Copy each line of the entries that contains the word "Tutorial".
::::::::::
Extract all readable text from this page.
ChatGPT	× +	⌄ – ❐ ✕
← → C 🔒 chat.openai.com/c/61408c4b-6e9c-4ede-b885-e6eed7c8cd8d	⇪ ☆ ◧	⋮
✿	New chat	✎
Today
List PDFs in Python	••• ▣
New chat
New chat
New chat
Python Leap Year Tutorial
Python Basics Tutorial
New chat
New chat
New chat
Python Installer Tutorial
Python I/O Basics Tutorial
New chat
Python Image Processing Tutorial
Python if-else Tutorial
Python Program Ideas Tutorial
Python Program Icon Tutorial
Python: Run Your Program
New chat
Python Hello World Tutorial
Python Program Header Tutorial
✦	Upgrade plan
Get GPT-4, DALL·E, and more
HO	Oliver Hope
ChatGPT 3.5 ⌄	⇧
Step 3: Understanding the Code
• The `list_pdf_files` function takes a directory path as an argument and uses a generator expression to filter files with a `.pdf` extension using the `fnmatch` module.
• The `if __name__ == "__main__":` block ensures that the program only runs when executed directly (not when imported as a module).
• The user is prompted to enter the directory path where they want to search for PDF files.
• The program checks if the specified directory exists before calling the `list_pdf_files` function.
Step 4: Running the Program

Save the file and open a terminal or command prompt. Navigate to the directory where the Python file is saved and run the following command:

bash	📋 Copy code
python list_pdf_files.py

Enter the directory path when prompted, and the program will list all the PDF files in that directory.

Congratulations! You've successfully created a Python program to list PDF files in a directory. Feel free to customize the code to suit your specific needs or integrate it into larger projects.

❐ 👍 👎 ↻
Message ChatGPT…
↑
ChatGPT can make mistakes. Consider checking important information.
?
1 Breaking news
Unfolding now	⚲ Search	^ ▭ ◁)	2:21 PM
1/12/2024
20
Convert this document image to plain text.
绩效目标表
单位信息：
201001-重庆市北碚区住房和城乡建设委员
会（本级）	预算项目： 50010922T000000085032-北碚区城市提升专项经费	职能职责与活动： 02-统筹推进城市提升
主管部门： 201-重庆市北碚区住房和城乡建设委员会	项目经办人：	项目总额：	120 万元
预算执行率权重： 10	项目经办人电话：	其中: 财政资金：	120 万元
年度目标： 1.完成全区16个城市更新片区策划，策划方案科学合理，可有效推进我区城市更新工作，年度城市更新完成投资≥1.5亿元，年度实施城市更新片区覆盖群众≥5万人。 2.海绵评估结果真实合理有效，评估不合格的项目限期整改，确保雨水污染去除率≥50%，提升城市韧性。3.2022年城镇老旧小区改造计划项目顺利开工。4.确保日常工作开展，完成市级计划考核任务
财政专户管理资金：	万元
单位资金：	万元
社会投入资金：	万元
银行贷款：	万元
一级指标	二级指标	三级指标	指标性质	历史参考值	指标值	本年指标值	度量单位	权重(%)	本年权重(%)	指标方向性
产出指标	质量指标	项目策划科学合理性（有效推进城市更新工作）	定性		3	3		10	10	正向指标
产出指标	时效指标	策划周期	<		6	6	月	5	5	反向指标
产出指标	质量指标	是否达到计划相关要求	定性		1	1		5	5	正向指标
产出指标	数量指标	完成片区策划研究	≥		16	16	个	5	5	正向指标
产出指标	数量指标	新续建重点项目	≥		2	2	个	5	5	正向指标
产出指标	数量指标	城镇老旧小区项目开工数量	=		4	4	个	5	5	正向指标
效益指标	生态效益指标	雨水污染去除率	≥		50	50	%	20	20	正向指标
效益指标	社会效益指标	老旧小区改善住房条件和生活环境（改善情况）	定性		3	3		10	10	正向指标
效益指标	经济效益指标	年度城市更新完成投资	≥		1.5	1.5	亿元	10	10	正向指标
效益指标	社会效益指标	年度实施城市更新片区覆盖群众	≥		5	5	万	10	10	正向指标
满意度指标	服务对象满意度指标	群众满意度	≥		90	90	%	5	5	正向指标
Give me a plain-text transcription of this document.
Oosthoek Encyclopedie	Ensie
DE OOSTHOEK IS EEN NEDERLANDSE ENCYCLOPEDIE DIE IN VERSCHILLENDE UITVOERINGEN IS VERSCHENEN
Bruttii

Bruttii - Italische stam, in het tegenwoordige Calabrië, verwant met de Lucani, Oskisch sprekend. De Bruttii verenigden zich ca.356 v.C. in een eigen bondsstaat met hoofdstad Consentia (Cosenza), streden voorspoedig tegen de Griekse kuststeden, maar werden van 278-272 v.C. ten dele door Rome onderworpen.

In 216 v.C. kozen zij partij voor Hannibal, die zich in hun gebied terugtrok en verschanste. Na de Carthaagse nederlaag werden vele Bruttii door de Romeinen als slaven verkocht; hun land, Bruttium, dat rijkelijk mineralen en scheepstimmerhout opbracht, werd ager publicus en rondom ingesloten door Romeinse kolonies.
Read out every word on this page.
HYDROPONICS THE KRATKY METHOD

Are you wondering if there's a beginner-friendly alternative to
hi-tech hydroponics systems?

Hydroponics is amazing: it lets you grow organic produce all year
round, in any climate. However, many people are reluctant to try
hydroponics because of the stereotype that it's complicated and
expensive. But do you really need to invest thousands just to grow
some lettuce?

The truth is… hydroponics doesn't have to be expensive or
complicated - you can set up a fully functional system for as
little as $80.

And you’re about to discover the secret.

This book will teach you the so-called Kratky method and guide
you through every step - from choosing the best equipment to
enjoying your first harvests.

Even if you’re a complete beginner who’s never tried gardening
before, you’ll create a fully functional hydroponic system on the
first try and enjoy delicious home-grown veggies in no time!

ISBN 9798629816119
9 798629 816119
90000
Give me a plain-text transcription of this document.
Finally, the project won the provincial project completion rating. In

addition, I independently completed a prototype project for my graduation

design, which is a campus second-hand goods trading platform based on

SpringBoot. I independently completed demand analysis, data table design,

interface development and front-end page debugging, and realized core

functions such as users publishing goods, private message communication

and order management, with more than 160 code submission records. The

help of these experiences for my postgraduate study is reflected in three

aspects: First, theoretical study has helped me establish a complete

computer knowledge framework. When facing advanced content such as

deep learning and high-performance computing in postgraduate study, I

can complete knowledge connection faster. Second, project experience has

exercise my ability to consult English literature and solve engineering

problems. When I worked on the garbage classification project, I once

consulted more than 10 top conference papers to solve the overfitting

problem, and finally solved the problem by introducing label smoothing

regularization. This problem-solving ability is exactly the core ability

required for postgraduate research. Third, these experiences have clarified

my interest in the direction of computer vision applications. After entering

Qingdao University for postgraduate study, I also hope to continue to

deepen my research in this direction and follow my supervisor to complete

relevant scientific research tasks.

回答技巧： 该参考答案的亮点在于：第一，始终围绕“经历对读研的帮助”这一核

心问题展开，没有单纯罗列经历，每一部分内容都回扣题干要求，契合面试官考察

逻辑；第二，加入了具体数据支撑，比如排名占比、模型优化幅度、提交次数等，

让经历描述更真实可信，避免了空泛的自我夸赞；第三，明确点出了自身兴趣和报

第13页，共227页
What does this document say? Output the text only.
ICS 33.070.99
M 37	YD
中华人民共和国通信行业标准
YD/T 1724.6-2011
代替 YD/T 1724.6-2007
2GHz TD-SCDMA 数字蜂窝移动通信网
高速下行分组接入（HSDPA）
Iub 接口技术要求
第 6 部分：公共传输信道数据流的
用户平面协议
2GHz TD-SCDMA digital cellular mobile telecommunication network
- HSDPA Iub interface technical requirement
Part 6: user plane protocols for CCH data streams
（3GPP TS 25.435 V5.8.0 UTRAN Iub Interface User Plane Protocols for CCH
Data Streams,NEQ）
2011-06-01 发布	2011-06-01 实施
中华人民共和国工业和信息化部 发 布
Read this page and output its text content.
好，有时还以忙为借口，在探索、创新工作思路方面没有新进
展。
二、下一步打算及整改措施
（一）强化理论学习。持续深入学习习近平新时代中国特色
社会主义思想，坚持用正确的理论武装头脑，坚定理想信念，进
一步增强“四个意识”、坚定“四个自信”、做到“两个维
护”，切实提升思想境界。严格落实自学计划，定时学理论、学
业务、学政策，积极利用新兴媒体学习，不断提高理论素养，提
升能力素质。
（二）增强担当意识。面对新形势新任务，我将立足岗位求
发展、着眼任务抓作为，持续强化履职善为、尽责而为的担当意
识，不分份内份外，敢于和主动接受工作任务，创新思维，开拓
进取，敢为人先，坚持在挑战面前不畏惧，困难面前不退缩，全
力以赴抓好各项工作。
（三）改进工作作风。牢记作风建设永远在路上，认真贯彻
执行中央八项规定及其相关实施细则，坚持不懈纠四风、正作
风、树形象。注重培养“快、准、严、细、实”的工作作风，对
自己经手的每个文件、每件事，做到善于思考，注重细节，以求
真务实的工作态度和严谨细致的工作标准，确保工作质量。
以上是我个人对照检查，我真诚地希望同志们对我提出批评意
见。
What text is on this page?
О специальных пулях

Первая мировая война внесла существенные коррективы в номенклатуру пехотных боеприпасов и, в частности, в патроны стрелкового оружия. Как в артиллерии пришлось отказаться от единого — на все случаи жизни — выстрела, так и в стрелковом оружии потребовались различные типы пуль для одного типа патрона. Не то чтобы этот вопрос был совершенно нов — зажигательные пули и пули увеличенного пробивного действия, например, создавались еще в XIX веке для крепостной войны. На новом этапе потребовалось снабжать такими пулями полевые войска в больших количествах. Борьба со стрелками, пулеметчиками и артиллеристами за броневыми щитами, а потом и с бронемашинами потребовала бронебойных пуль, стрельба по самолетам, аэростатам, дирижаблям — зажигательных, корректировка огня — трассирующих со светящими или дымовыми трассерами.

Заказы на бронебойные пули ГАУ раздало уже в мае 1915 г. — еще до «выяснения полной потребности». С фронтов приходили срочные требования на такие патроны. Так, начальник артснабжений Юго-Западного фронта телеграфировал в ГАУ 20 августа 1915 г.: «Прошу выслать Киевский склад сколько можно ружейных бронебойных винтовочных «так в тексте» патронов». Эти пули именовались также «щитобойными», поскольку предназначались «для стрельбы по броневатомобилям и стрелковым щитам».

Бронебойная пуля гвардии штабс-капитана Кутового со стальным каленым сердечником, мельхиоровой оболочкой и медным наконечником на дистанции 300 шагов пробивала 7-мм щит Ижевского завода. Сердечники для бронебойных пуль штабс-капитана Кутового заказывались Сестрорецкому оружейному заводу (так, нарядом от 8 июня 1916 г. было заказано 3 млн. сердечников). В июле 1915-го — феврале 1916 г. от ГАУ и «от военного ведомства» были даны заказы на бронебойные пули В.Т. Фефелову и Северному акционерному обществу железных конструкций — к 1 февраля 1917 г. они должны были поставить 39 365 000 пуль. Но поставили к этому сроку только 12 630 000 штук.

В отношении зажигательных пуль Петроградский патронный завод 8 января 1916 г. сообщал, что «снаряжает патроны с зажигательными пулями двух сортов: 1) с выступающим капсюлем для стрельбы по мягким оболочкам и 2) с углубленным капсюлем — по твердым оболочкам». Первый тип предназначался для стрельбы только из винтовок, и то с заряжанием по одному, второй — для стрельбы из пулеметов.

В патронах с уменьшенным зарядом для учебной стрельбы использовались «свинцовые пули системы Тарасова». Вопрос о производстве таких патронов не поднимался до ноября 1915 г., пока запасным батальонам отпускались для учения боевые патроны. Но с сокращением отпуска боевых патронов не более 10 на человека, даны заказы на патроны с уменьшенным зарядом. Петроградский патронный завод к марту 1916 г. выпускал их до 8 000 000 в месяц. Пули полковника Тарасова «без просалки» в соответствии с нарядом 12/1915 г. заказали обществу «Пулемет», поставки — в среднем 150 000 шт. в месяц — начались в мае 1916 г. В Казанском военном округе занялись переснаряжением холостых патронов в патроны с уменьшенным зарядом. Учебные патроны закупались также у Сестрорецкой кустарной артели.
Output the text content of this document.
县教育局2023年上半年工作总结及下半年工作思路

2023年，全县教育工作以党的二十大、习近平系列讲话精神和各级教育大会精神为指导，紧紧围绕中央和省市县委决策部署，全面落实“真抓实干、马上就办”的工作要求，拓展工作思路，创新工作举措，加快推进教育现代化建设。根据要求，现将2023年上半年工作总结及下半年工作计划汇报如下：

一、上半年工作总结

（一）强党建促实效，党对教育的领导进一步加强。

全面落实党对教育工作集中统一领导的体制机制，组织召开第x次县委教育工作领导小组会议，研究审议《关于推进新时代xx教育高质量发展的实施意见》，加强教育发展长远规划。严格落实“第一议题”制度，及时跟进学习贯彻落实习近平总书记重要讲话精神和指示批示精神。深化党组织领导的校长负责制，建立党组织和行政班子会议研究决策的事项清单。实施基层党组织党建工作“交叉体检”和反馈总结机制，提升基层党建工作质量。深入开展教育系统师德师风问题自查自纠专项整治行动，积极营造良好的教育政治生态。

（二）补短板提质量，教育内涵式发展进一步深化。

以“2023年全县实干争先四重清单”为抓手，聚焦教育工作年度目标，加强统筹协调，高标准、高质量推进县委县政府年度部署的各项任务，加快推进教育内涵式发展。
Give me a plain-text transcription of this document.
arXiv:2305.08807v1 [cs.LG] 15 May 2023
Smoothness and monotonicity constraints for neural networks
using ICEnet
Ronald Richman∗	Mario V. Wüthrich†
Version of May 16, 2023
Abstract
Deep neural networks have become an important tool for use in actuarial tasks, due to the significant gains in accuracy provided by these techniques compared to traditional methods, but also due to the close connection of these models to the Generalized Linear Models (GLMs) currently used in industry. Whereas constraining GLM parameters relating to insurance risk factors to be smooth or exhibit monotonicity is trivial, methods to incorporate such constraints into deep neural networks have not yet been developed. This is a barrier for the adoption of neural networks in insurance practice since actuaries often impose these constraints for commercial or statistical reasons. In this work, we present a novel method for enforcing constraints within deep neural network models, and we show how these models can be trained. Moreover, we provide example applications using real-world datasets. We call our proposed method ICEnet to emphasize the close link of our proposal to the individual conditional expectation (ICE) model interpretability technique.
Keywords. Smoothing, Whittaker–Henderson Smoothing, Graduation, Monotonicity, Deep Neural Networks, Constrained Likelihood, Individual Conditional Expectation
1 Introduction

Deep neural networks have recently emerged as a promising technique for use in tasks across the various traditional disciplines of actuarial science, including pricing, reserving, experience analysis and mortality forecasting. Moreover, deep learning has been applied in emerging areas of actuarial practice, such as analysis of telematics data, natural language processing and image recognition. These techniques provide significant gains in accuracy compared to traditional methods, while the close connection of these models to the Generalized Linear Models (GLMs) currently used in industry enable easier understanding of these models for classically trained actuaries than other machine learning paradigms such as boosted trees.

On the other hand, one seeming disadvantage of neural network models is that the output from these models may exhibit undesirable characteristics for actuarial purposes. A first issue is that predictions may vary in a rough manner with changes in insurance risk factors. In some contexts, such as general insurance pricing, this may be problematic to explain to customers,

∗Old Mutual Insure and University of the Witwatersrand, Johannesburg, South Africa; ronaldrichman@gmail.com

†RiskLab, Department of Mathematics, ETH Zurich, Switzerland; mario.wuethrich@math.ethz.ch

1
::::::::::
EXERCISE RESPONSE
Python Leap Year Tutorial
Python Basics Tutorial
Python Installer Tutorial
Python I/O Basics Tutorial
Python Image Processing Tutorial
Python if-else Tutorial
Python Program Ideas Tutorial
Python Program Icon Tutorial
Python Hello World Tutorial
Python Program Header Tutorial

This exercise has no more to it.